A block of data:
......
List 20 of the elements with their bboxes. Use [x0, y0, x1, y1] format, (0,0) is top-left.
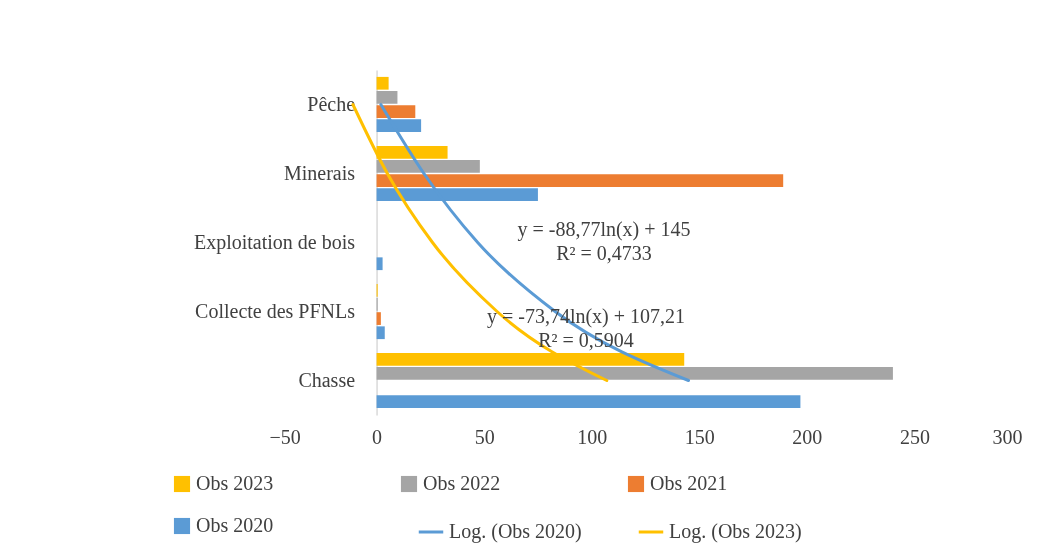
x-tick-label: 150 — [684, 425, 715, 448]
y-tick-label: Exploitation de bois — [193, 230, 356, 254]
x-tick-label: −50 — [269, 425, 301, 448]
x-tick-label: 300 — [992, 425, 1023, 448]
y-tick-label: Collecte des PFNLs — [195, 299, 356, 322]
x-tick-label: 200 — [792, 425, 823, 448]
y-tick-label: Pêche — [307, 92, 356, 115]
x-tick-label: 100 — [577, 425, 608, 448]
x-tick-label: 0 — [372, 425, 383, 448]
legend-label: Obs 2020 — [196, 514, 274, 536]
legend-label: Obs 2023 — [196, 472, 274, 494]
legend-label: Obs 2021 — [650, 472, 728, 494]
annotation: y = -88,77ln(x) + 145 R² = 0,4733 — [517, 218, 691, 264]
y-tick-label: Chasse — [298, 368, 356, 391]
legend-label: Obs 2022 — [423, 472, 501, 494]
y-tick-label: Minerais — [283, 161, 356, 184]
x-tick-label: 250 — [899, 425, 930, 448]
legend-label: Log. (Obs 2020) — [449, 520, 582, 543]
legend-label: Log. (Obs 2023) — [669, 520, 802, 543]
x-tick-label: 50 — [474, 425, 495, 448]
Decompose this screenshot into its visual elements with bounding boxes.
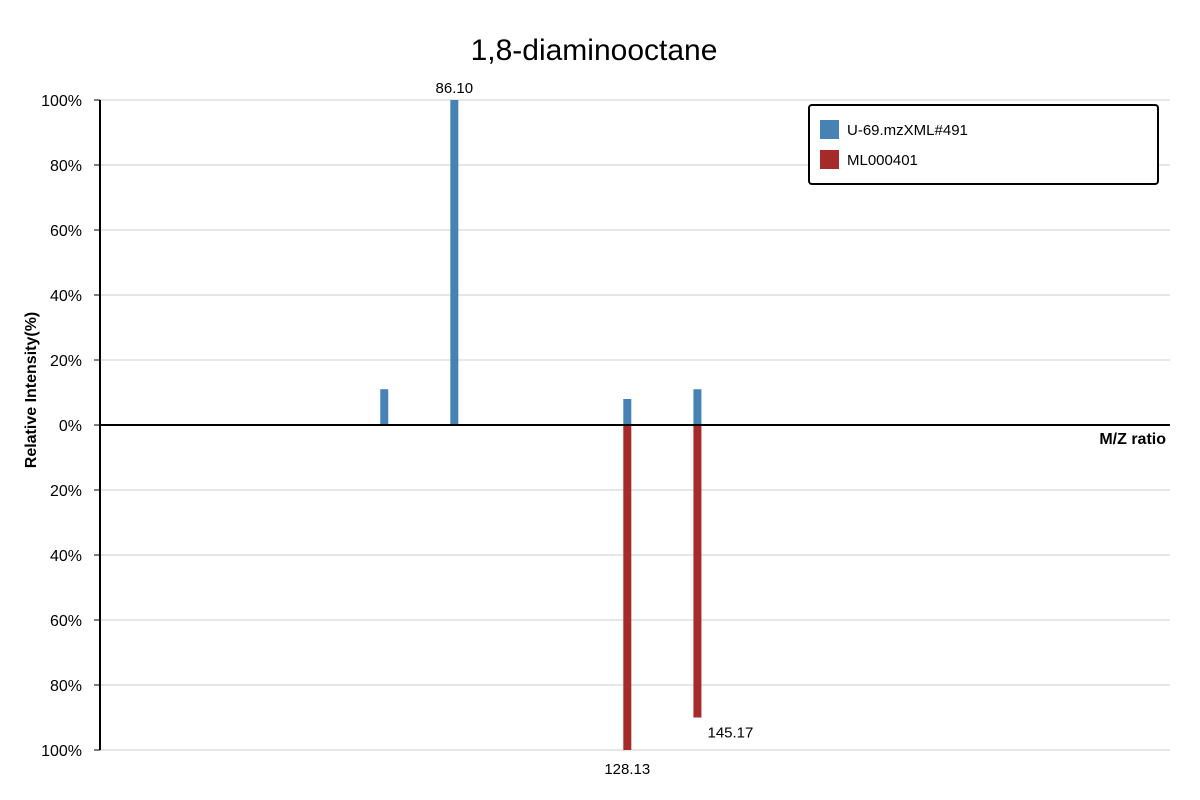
peak-bars (380, 100, 702, 750)
y-tick-label: 60% (50, 613, 82, 630)
reference-peak-bar (623, 425, 632, 750)
peak-label: 128.13 (604, 761, 650, 778)
peak-label: 145.17 (707, 725, 753, 742)
legend-label: U-69.mzXML#491 (847, 122, 968, 139)
legend: U-69.mzXML#491 ML000401 (808, 104, 1159, 185)
reference-peak-bar (693, 425, 702, 718)
peak-label: 86.10 (436, 80, 474, 97)
y-tick-label: 0% (59, 418, 82, 435)
y-tick-label: 20% (50, 483, 82, 500)
y-tick-labels: 100% 80% 60% 40% 20% 0% 20% 40% 60% 80% 100% (41, 93, 100, 760)
peak-labels: 86.10 128.13 145.17 (436, 80, 754, 778)
legend-box (808, 104, 1159, 185)
legend-swatch (820, 120, 839, 139)
x-axis-label: M/Z ratio (1099, 431, 1166, 448)
query-peak-bar (450, 100, 459, 425)
legend-swatch (820, 150, 839, 169)
legend-label: ML000401 (847, 152, 918, 169)
y-tick-label: 40% (50, 548, 82, 565)
query-peak-bar (693, 389, 702, 425)
y-tick-label: 60% (50, 223, 82, 240)
chart-title: 1,8-diaminooctane (471, 34, 718, 67)
query-peak-bar (623, 399, 632, 425)
y-axis-label: Relative Intensity(%) (23, 312, 40, 468)
y-tick-label: 20% (50, 353, 82, 370)
y-tick-label: 80% (50, 678, 82, 695)
query-peak-bar (380, 389, 389, 425)
y-tick-label: 100% (41, 93, 82, 110)
y-tick-label: 100% (41, 743, 82, 760)
y-tick-label: 80% (50, 158, 82, 175)
y-tick-label: 40% (50, 288, 82, 305)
......
Rewrite every item above, replacing each instance of "legend-label" with "legend-entry" and changing nothing else. Leave out the pictures.

List 20 of the elements with their bboxes. Use [x0, y0, x1, y1] format, (0,0) is top-left.
x-tick-label: 150 — [684, 425, 715, 448]
y-tick-label: Exploitation de bois — [193, 230, 356, 254]
x-tick-label: −50 — [269, 425, 301, 448]
x-tick-label: 300 — [992, 425, 1023, 448]
y-tick-label: Collecte des PFNLs — [195, 299, 356, 322]
x-tick-label: 200 — [792, 425, 823, 448]
y-tick-label: Pêche — [307, 92, 356, 115]
x-tick-label: 100 — [577, 425, 608, 448]
x-tick-label: 0 — [372, 425, 383, 448]
legend-entry: Obs 2020 — [196, 514, 274, 536]
legend-entry: Obs 2023 — [196, 472, 274, 494]
legend-entry: Obs 2021 — [650, 472, 728, 494]
annotation: y = -88,77ln(x) + 145 R² = 0,4733 — [517, 218, 691, 264]
y-tick-label: Chasse — [298, 368, 356, 391]
legend-entry: Obs 2022 — [423, 472, 501, 494]
y-tick-label: Minerais — [283, 161, 356, 184]
x-tick-label: 250 — [899, 425, 930, 448]
legend-entry: Log. (Obs 2020) — [449, 520, 582, 543]
legend-entry: Log. (Obs 2023) — [669, 520, 802, 543]
x-tick-label: 50 — [474, 425, 495, 448]
Decompose this screenshot into its visual elements with bounding boxes.
peak-bars (380, 100, 702, 750)
y-tick-label: 60% (50, 613, 82, 630)
reference-peak-bar (623, 425, 632, 750)
peak-label: 128.13 (604, 761, 650, 778)
peak-label: 145.17 (707, 725, 753, 742)
legend-entry: U-69.mzXML#491 (847, 122, 968, 139)
legend: U-69.mzXML#491 ML000401 (808, 104, 1159, 185)
reference-peak-bar (693, 425, 702, 718)
peak-label: 86.10 (436, 80, 474, 97)
y-tick-label: 0% (59, 418, 82, 435)
y-tick-label: 20% (50, 483, 82, 500)
y-tick-labels: 100% 80% 60% 40% 20% 0% 20% 40% 60% 80% 100% (41, 93, 100, 760)
peak-labels: 86.10 128.13 145.17 (436, 80, 754, 778)
legend-box (808, 104, 1159, 185)
legend-swatch (820, 120, 839, 139)
x-axis-label: M/Z ratio (1099, 431, 1166, 448)
query-peak-bar (450, 100, 459, 425)
legend-swatch (820, 150, 839, 169)
legend-entry: ML000401 (847, 152, 918, 169)
y-tick-label: 40% (50, 548, 82, 565)
query-peak-bar (693, 389, 702, 425)
y-tick-label: 60% (50, 223, 82, 240)
chart-title: 1,8-diaminooctane (471, 34, 718, 67)
query-peak-bar (623, 399, 632, 425)
y-axis-label: Relative Intensity(%) (23, 312, 40, 468)
y-tick-label: 20% (50, 353, 82, 370)
y-tick-label: 80% (50, 678, 82, 695)
query-peak-bar (380, 389, 389, 425)
y-tick-label: 100% (41, 93, 82, 110)
y-tick-label: 100% (41, 743, 82, 760)
y-tick-label: 80% (50, 158, 82, 175)
y-tick-label: 40% (50, 288, 82, 305)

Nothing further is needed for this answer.